## Directive
Repeat every line of the data exactly, but not the pictures.

⁂

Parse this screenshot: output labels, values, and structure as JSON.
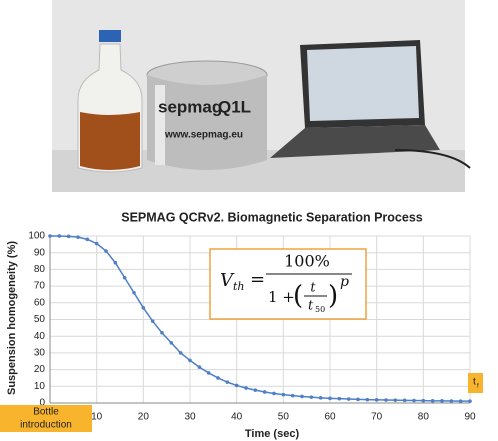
{
  "photo": {
    "brand": "sepmag",
    "model": "Q1L",
    "url": "www.sepmag.eu"
  },
  "chart_data": {
    "type": "line",
    "title": "SEPMAG QCRv2. Biomagnetic Separation Process",
    "x_label": "Time (sec)",
    "y_label": "Suspension homogeneity (%)",
    "x": [
      0,
      2,
      4,
      6,
      8,
      10,
      12,
      14,
      16,
      18,
      20,
      22,
      24,
      26,
      28,
      30,
      32,
      34,
      36,
      38,
      40,
      42,
      44,
      46,
      48,
      50,
      52,
      54,
      56,
      58,
      60,
      62,
      64,
      66,
      68,
      70,
      72,
      74,
      76,
      78,
      80,
      82,
      84,
      86,
      88,
      90
    ],
    "series": [
      {
        "color": "#4f7fc9",
        "values": [
          100,
          100,
          99.8,
          99.3,
          98,
          95.5,
          91,
          84,
          75,
          66,
          57,
          49,
          42,
          36,
          30,
          25.5,
          21.5,
          18,
          15,
          12.5,
          10.5,
          9,
          7.7,
          6.6,
          5.7,
          5,
          4.4,
          3.9,
          3.5,
          3.1,
          2.8,
          2.6,
          2.4,
          2.2,
          2,
          1.9,
          1.8,
          1.7,
          1.6,
          1.5,
          1.4,
          1.3,
          1.3,
          1.2,
          1.1,
          1.1
        ]
      }
    ],
    "xlim": [
      0,
      90
    ],
    "xticks": [
      10,
      20,
      30,
      40,
      50,
      60,
      70,
      80,
      90
    ],
    "ylim": [
      0,
      100
    ],
    "yticks": [
      0,
      10,
      20,
      30,
      40,
      50,
      60,
      70,
      80,
      90,
      100
    ],
    "grid": true,
    "annotations": {
      "start_top": "Bottle",
      "start_bottom": "introduction",
      "end": "t",
      "end_sub": "f"
    },
    "formula": {
      "lhs": "V",
      "lhs_sub": "th",
      "eq": "=",
      "num": "100%",
      "one_plus": "1 +",
      "open": "(",
      "close": ")",
      "t": "t",
      "t50": "t",
      "t50_sub": "50",
      "p": "p"
    }
  }
}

⁂

## Answer to the exercise
Parse this screenshot: output labels, values, and structure as JSON.
{
  "photo": {
    "brand": "sepmag",
    "model": "Q1L",
    "url": "www.sepmag.eu"
  },
  "chart_data": {
    "type": "line",
    "title": "SEPMAG QCRv2. Biomagnetic Separation Process",
    "x_label": "Time (sec)",
    "y_label": "Suspension homogeneity (%)",
    "x": [
      0,
      2,
      4,
      6,
      8,
      10,
      12,
      14,
      16,
      18,
      20,
      22,
      24,
      26,
      28,
      30,
      32,
      34,
      36,
      38,
      40,
      42,
      44,
      46,
      48,
      50,
      52,
      54,
      56,
      58,
      60,
      62,
      64,
      66,
      68,
      70,
      72,
      74,
      76,
      78,
      80,
      82,
      84,
      86,
      88,
      90
    ],
    "series": [
      {
        "color": "#4f7fc9",
        "values": [
          100,
          100,
          99.8,
          99.3,
          98,
          95.5,
          91,
          84,
          75,
          66,
          57,
          49,
          42,
          36,
          30,
          25.5,
          21.5,
          18,
          15,
          12.5,
          10.5,
          9,
          7.7,
          6.6,
          5.7,
          5,
          4.4,
          3.9,
          3.5,
          3.1,
          2.8,
          2.6,
          2.4,
          2.2,
          2,
          1.9,
          1.8,
          1.7,
          1.6,
          1.5,
          1.4,
          1.3,
          1.3,
          1.2,
          1.1,
          1.1
        ]
      }
    ],
    "xlim": [
      0,
      90
    ],
    "xticks": [
      10,
      20,
      30,
      40,
      50,
      60,
      70,
      80,
      90
    ],
    "ylim": [
      0,
      100
    ],
    "yticks": [
      0,
      10,
      20,
      30,
      40,
      50,
      60,
      70,
      80,
      90,
      100
    ],
    "grid": true,
    "annotations": {
      "start_top": "Bottle",
      "start_bottom": "introduction",
      "end": "t",
      "end_sub": "f"
    },
    "formula": {
      "lhs": "V",
      "lhs_sub": "th",
      "eq": "=",
      "num": "100%",
      "one_plus": "1 +",
      "open": "(",
      "close": ")",
      "t": "t",
      "t50": "t",
      "t50_sub": "50",
      "p": "p"
    }
  }
}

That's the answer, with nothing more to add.